(Collected data entries)

-----

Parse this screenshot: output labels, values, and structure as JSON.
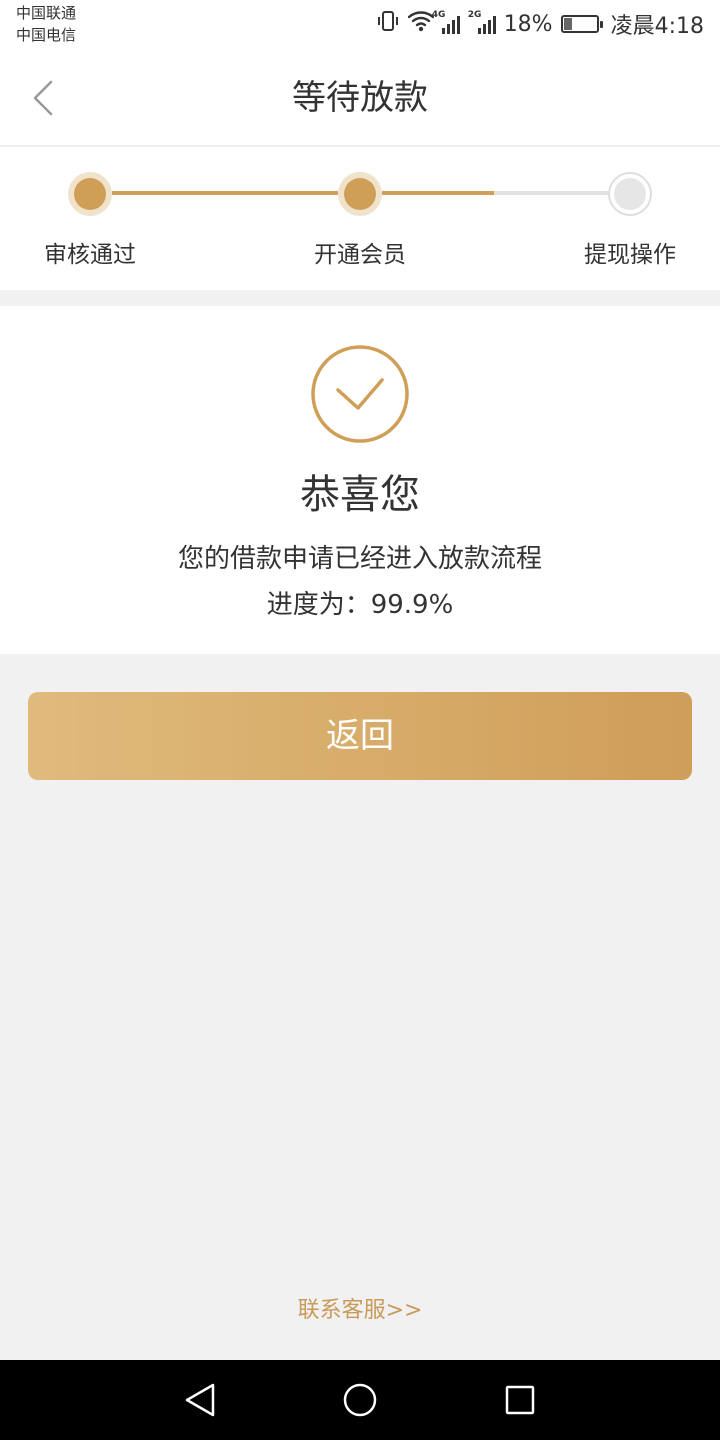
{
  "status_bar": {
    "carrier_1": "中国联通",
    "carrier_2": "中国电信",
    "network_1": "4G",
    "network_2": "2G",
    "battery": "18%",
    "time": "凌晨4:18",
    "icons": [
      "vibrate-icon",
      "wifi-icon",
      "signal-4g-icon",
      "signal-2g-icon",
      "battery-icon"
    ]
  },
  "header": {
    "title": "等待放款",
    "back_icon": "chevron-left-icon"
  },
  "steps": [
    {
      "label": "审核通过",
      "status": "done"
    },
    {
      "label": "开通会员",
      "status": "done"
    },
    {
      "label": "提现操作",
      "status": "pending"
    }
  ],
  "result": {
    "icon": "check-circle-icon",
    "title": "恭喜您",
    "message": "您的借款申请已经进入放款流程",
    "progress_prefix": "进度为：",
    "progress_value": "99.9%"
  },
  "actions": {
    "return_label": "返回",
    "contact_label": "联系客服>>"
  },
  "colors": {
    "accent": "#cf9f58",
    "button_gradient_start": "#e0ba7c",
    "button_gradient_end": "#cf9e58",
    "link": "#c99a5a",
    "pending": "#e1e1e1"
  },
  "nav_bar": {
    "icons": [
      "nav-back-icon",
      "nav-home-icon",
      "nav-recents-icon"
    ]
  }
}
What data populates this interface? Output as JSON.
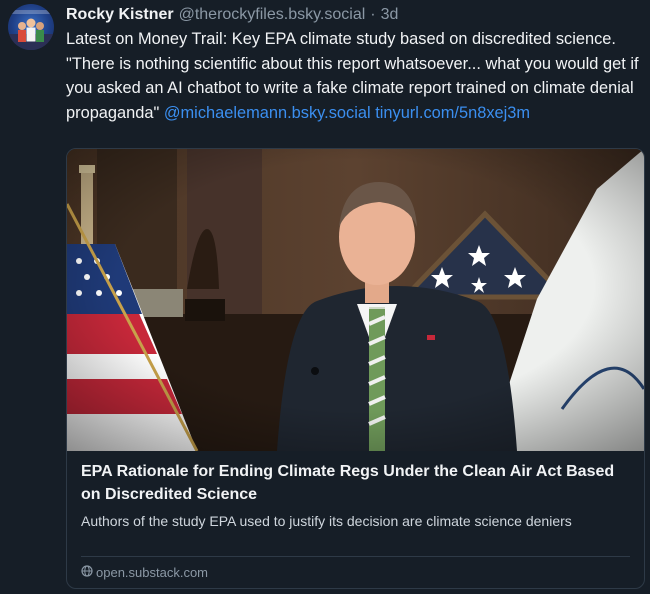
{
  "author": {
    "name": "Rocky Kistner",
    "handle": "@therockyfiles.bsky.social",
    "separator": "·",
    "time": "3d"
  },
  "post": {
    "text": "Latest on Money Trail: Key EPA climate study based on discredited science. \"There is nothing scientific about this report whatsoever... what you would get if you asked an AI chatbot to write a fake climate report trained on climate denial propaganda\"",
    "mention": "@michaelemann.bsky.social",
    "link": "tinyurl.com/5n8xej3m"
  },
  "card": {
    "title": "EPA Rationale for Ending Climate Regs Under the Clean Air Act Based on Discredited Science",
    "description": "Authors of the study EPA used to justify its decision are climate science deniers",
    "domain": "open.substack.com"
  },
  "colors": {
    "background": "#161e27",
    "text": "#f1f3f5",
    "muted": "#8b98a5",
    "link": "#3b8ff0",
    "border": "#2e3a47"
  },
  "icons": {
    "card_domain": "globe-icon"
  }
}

-----

Extract every line of the data exactly; pictures stay out.

Parse this screenshot: output labels, values, and structure as JSON.
{
  "status_bar": {
    "carrier_1": "中国联通",
    "carrier_2": "中国电信",
    "network_1": "4G",
    "network_2": "2G",
    "battery": "18%",
    "time": "凌晨4:18",
    "icons": [
      "vibrate-icon",
      "wifi-icon",
      "signal-4g-icon",
      "signal-2g-icon",
      "battery-icon"
    ]
  },
  "header": {
    "title": "等待放款",
    "back_icon": "chevron-left-icon"
  },
  "steps": [
    {
      "label": "审核通过",
      "status": "done"
    },
    {
      "label": "开通会员",
      "status": "done"
    },
    {
      "label": "提现操作",
      "status": "pending"
    }
  ],
  "result": {
    "icon": "check-circle-icon",
    "title": "恭喜您",
    "message": "您的借款申请已经进入放款流程",
    "progress_prefix": "进度为：",
    "progress_value": "99.9%"
  },
  "actions": {
    "return_label": "返回",
    "contact_label": "联系客服>>"
  },
  "colors": {
    "accent": "#cf9f58",
    "button_gradient_start": "#e0ba7c",
    "button_gradient_end": "#cf9e58",
    "link": "#c99a5a",
    "pending": "#e1e1e1"
  },
  "nav_bar": {
    "icons": [
      "nav-back-icon",
      "nav-home-icon",
      "nav-recents-icon"
    ]
  }
}
What data populates this interface? Output as JSON.
{
  "author": {
    "name": "Rocky Kistner",
    "handle": "@therockyfiles.bsky.social",
    "separator": "·",
    "time": "3d"
  },
  "post": {
    "text": "Latest on Money Trail: Key EPA climate study based on discredited science. \"There is nothing scientific about this report whatsoever... what you would get if you asked an AI chatbot to write a fake climate report trained on climate denial propaganda\"",
    "mention": "@michaelemann.bsky.social",
    "link": "tinyurl.com/5n8xej3m"
  },
  "card": {
    "title": "EPA Rationale for Ending Climate Regs Under the Clean Air Act Based on Discredited Science",
    "description": "Authors of the study EPA used to justify its decision are climate science deniers",
    "domain": "open.substack.com"
  },
  "colors": {
    "background": "#161e27",
    "text": "#f1f3f5",
    "muted": "#8b98a5",
    "link": "#3b8ff0",
    "border": "#2e3a47"
  },
  "icons": {
    "card_domain": "globe-icon"
  }
}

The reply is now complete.